[start]

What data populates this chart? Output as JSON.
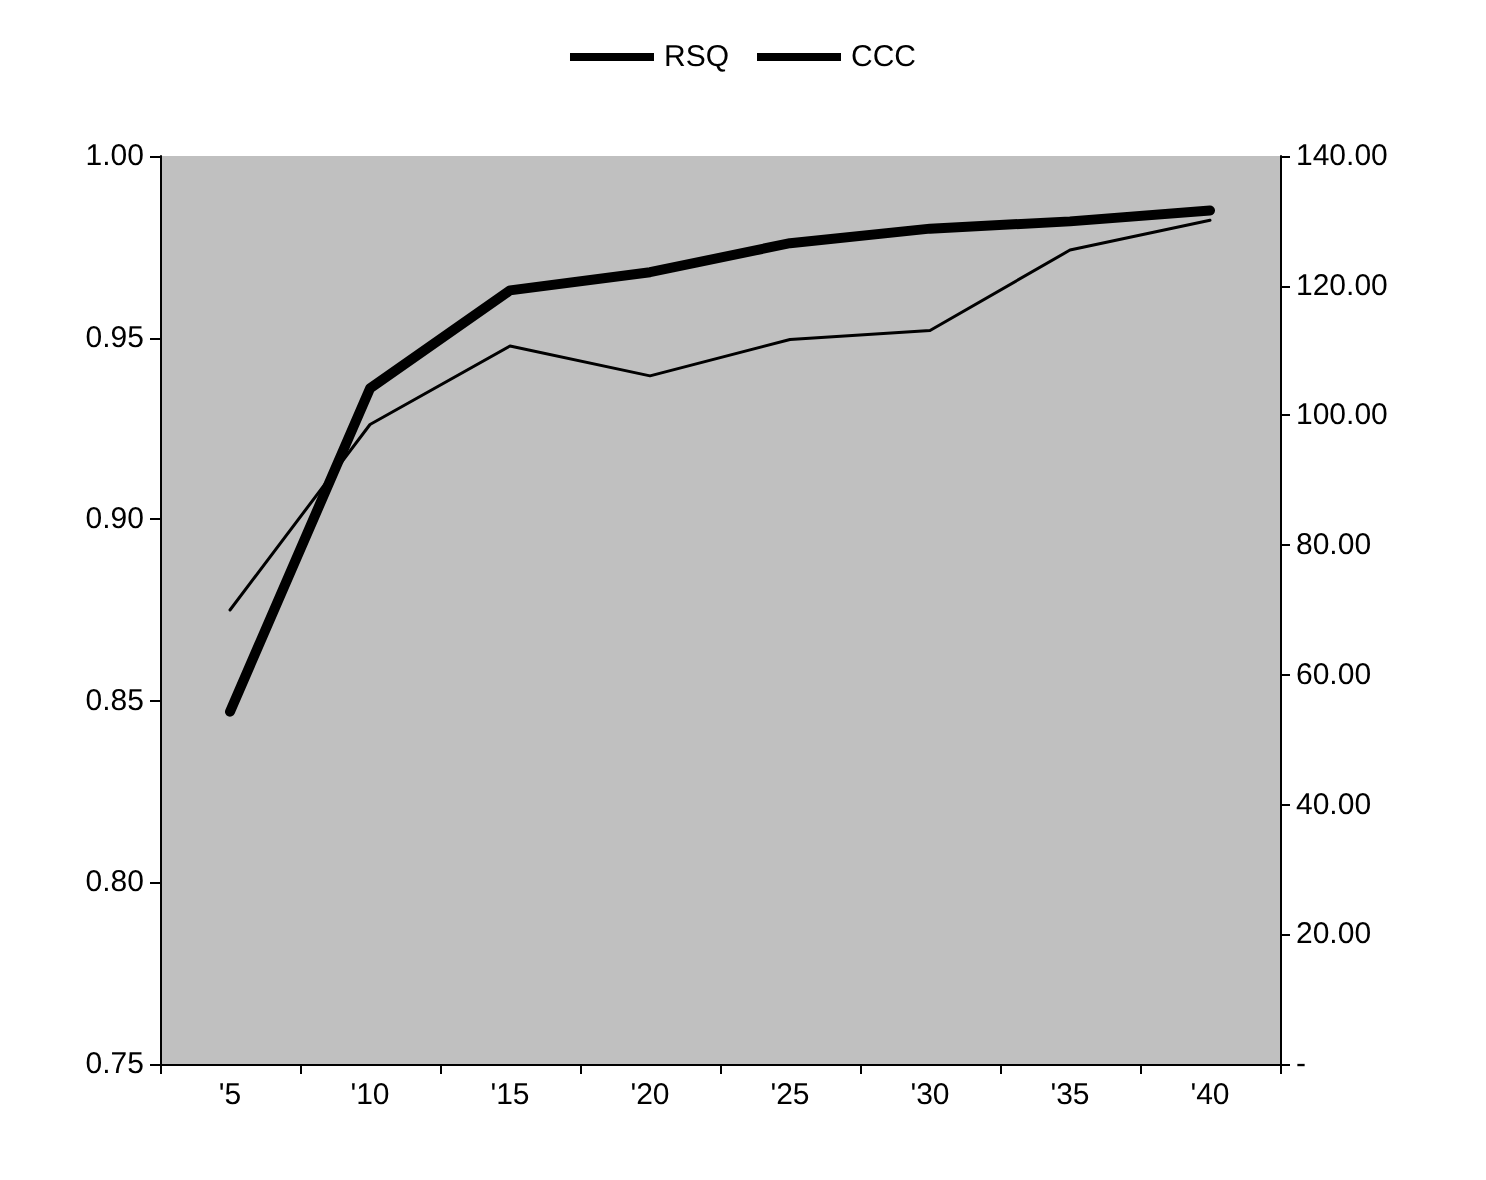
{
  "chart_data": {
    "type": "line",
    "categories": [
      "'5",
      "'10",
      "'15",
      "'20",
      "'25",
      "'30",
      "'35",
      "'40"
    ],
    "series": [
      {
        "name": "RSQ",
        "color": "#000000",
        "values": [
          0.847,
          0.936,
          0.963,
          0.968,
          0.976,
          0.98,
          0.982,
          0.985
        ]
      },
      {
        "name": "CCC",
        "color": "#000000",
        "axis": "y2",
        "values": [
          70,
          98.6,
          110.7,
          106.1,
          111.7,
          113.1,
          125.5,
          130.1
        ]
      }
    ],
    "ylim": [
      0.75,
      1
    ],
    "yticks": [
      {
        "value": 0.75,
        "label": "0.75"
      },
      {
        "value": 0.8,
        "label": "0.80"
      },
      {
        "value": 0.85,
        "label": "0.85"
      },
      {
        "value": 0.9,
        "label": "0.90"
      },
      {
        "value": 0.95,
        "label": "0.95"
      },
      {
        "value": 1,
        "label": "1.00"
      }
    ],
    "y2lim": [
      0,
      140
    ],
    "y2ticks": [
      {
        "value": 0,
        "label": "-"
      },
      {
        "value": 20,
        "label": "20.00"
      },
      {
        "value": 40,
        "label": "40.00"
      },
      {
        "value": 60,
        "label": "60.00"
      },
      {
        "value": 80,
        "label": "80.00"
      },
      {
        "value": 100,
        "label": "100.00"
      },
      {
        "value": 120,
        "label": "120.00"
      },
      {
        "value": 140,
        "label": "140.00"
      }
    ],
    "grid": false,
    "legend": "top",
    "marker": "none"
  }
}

[end]
[start]

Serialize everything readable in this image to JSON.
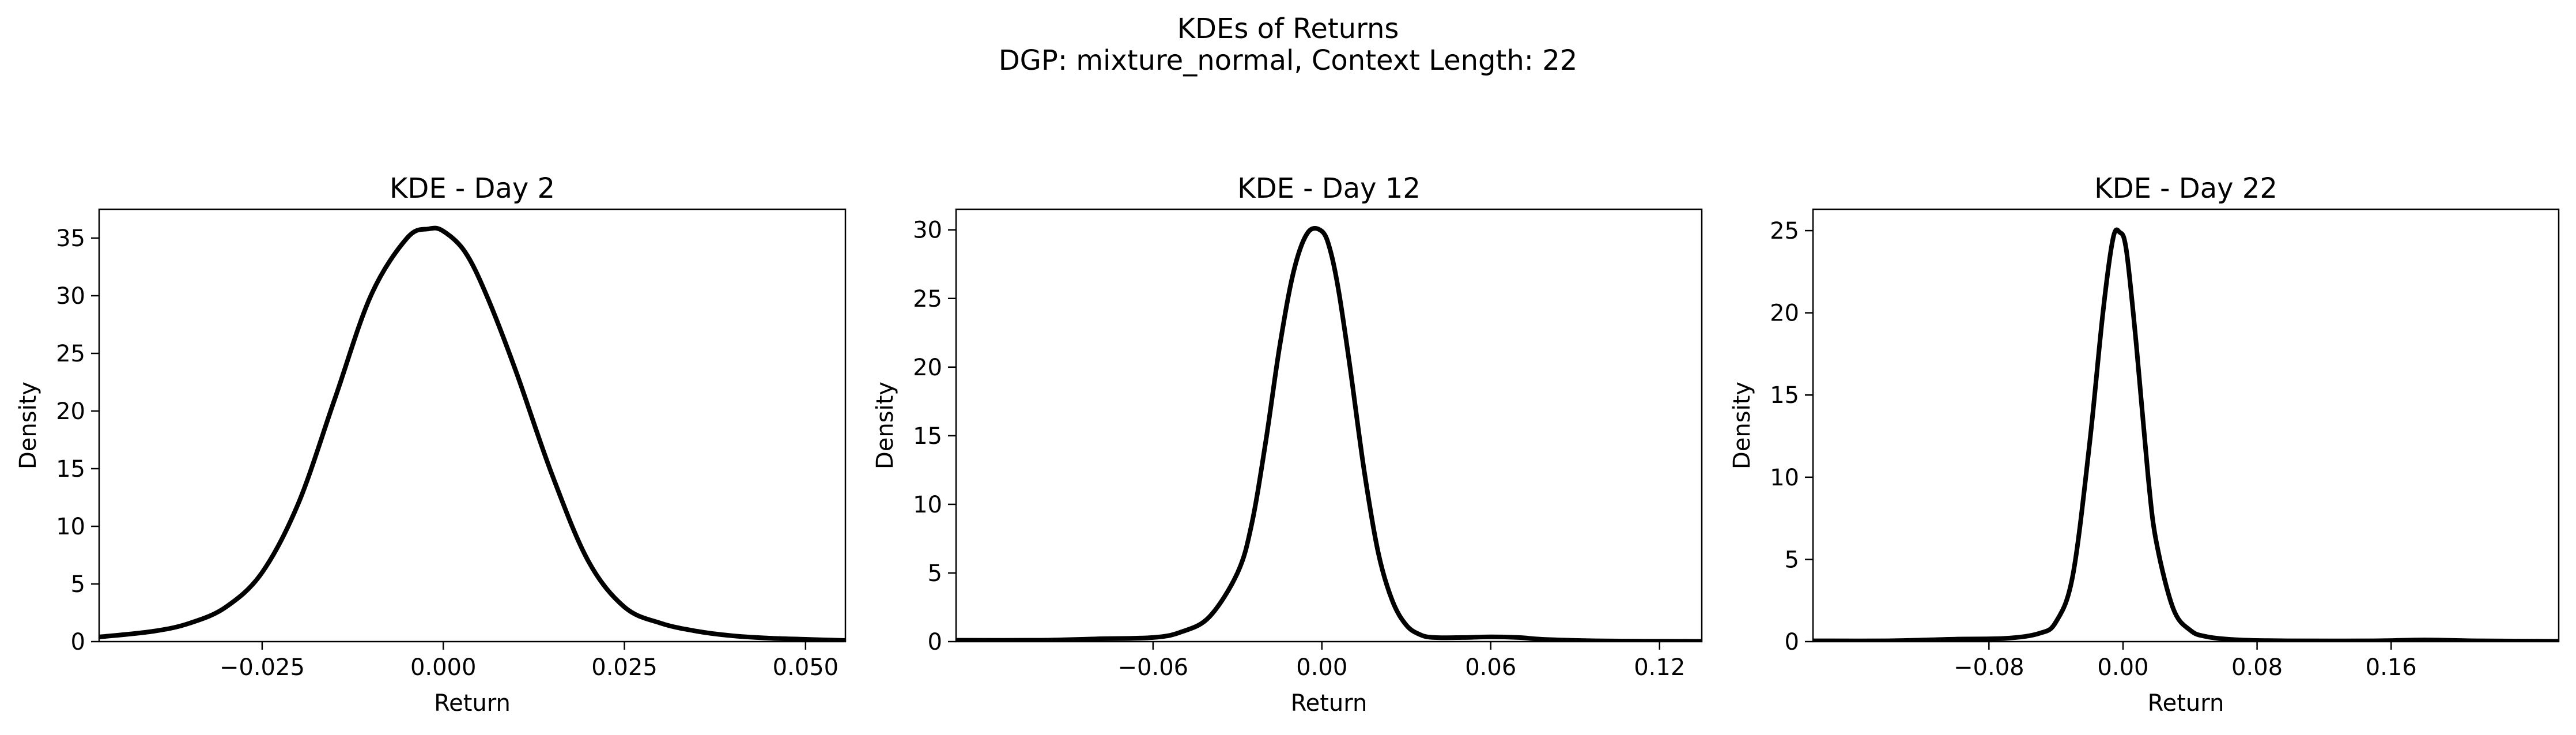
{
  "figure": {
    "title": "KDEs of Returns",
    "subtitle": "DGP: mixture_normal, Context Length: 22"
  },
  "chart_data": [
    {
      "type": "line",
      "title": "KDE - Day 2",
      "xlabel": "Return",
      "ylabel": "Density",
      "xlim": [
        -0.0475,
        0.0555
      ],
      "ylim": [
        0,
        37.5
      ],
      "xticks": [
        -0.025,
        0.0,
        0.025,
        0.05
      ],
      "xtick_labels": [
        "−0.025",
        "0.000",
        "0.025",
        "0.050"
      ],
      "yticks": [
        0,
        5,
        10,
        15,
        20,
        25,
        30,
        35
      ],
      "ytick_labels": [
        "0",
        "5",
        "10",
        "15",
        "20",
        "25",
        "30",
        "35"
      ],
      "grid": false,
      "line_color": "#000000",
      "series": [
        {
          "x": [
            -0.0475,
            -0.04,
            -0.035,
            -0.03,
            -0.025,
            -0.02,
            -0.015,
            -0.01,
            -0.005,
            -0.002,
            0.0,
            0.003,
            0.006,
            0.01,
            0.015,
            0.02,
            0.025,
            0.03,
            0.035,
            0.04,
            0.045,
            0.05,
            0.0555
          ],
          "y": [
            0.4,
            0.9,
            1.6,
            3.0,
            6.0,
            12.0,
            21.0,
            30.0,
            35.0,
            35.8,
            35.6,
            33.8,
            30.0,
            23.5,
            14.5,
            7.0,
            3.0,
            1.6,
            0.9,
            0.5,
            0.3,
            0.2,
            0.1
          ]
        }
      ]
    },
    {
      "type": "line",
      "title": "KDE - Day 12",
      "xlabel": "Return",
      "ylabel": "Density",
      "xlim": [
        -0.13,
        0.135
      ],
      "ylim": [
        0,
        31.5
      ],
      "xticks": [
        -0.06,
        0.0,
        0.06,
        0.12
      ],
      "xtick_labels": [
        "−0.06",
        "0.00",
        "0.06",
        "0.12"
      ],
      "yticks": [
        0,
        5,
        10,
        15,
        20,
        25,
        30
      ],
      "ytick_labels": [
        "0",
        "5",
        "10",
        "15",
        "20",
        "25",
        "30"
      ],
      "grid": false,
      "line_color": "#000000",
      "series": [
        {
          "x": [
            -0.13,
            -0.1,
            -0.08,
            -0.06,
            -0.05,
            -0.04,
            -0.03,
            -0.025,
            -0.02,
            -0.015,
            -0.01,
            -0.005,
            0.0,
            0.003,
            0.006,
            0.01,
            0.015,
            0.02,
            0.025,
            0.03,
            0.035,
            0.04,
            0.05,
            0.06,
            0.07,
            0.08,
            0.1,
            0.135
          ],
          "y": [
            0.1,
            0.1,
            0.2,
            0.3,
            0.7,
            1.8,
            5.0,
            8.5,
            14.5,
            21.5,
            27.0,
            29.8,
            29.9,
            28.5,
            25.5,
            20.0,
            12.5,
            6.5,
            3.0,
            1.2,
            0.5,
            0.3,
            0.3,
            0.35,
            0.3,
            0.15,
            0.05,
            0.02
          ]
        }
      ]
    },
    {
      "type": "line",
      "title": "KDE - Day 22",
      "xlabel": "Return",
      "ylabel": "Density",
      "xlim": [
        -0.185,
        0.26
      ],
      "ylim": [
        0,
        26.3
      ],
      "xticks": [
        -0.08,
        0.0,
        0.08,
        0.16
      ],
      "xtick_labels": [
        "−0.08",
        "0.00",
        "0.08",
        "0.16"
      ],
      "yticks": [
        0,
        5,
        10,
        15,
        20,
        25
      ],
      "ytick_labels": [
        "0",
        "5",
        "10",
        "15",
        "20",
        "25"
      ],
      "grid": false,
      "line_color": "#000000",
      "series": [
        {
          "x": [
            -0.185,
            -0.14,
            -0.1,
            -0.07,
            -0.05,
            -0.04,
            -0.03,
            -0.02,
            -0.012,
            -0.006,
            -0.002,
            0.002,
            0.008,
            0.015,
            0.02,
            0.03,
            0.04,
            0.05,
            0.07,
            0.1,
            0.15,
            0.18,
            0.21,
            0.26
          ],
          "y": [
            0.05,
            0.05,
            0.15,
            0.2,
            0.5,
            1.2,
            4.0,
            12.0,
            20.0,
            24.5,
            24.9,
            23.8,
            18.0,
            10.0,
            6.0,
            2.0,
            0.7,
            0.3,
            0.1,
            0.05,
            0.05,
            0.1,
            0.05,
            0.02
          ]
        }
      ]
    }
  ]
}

[end]
[start]

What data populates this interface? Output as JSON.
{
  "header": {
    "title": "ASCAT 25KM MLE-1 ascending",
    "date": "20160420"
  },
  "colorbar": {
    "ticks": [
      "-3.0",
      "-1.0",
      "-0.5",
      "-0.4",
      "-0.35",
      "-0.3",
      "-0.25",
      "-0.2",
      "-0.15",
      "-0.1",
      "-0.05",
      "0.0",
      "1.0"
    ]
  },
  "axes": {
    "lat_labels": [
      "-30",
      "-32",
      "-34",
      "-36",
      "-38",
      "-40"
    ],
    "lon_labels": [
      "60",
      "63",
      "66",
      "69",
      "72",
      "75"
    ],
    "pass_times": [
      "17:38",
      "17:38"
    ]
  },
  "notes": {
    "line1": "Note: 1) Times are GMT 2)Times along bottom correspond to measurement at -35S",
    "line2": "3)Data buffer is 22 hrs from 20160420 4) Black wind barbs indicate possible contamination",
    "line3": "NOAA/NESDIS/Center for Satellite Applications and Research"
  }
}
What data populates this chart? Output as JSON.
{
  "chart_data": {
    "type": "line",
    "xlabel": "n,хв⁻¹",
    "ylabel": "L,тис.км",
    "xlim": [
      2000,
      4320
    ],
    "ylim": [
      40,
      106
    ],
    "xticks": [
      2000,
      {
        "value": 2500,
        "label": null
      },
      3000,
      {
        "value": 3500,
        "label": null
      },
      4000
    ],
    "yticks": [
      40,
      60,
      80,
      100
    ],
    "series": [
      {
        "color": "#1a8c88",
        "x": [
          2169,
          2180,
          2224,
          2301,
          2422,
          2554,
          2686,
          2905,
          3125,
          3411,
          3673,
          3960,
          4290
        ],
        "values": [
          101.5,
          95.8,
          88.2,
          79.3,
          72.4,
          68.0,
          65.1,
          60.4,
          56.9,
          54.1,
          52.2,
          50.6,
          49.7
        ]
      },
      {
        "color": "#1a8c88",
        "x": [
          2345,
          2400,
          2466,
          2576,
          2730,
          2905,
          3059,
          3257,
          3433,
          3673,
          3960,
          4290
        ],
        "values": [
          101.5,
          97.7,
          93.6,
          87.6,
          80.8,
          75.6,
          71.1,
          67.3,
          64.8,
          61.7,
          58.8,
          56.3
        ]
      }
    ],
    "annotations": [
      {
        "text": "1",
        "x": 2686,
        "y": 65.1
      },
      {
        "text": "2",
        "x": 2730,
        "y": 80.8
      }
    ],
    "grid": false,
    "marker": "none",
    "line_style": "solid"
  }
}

[end]

TASK GOAL:
Show each line of the data that contains the string "this".

SOLUTION TO THE PROBLEM:
What data populates this chart? Output as JSON.
Serialize everything readable in this image to JSON.
What data populates this interface? Output as JSON.
What data populates this chart? Output as JSON.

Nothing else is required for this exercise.